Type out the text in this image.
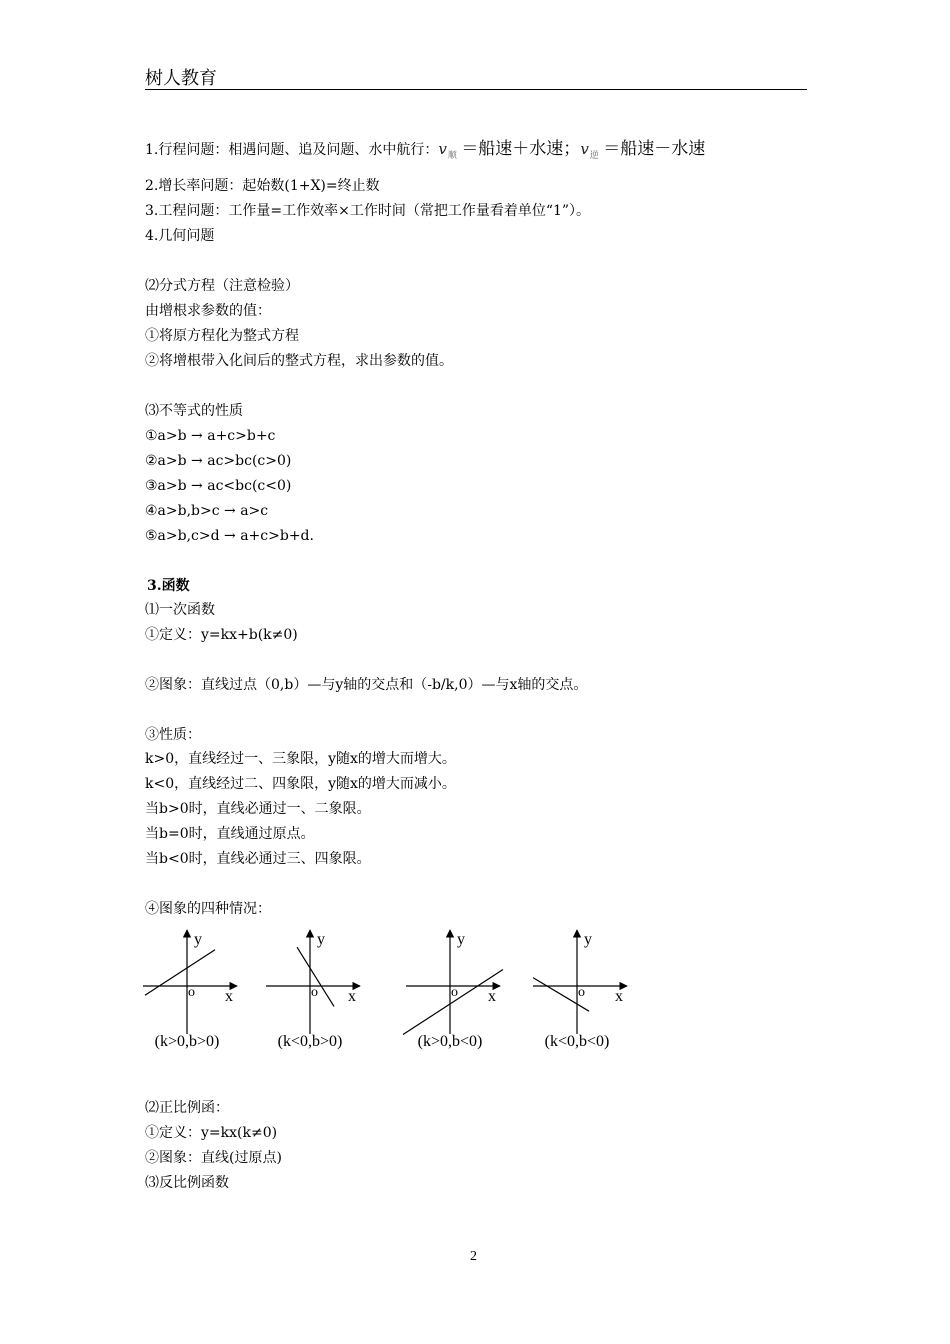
树人教育
1.行程问题：相遇问题、追及问题、水中航行：$v_顺$ ＝船速＋水速；$v_逆$ ＝船速－水速
2.增长率问题：起始数(1+X)=终止数
3.工程问题：工作量=工作效率×工作时间（常把工作量看着单位“1”）。
4.几何问题
⑵分式方程（注意检验）
由增根求参数的值：
①将原方程化为整式方程
②将增根带入化间后的整式方程，求出参数的值。
⑶不等式的性质
①a>b → a+c>b+c
②a>b → ac>bc(c>0)
③a>b → ac<bc(c<0)
④a>b,b>c → a>c
⑤a>b,c>d → a+c>b+d.
3.函数
⑴一次函数
①定义：y=kx+b(k≠0)
②图象：直线过点（0,b）—与y轴的交点和（-b/k,0）—与x轴的交点。
③性质：
k>0，直线经过一、三象限，y随x的增大而增大。
k<0，直线经过二、四象限，y随x的增大而减小。
当b>0时，直线必通过一、二象限。
当b=0时，直线通过原点。
当b<0时，直线必通过三、四象限。
④图象的四种情况：
y
x
o
(k>0,b>0)
y
x
o
(k<0,b>0)
y
x
o
(k>0,b<0)
y
x
o
(k<0,b<0)
⑵正比例函：
①定义：y=kx(k≠0)
②图象：直线(过原点)
⑶反比例函数
2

- _Work to do_: Copy out all the data without changing anything, and drop the pictures.

- _Answer to the task_:
Type out the text in this image.
树人教育
1.行程问题：相遇问题、追及问题、水中航行：$v_顺$ ＝船速＋水速；$v_逆$ ＝船速－水速
2.增长率问题：起始数(1+X)=终止数
3.工程问题：工作量=工作效率×工作时间（常把工作量看着单位“1”）。
4.几何问题
⑵分式方程（注意检验）
由增根求参数的值：
①将原方程化为整式方程
②将增根带入化间后的整式方程，求出参数的值。
⑶不等式的性质
①a>b → a+c>b+c
②a>b → ac>bc(c>0)
③a>b → ac<bc(c<0)
④a>b,b>c → a>c
⑤a>b,c>d → a+c>b+d.
3.函数
⑴一次函数
①定义：y=kx+b(k≠0)
②图象：直线过点（0,b）—与y轴的交点和（-b/k,0）—与x轴的交点。
③性质：
k>0，直线经过一、三象限，y随x的增大而增大。
k<0，直线经过二、四象限，y随x的增大而减小。
当b>0时，直线必通过一、二象限。
当b=0时，直线通过原点。
当b<0时，直线必通过三、四象限。
④图象的四种情况：
y
x
o
(k>0,b>0)
y
x
o
(k<0,b>0)
y
x
o
(k>0,b<0)
y
x
o
(k<0,b<0)
⑵正比例函：
①定义：y=kx(k≠0)
②图象：直线(过原点)
⑶反比例函数
2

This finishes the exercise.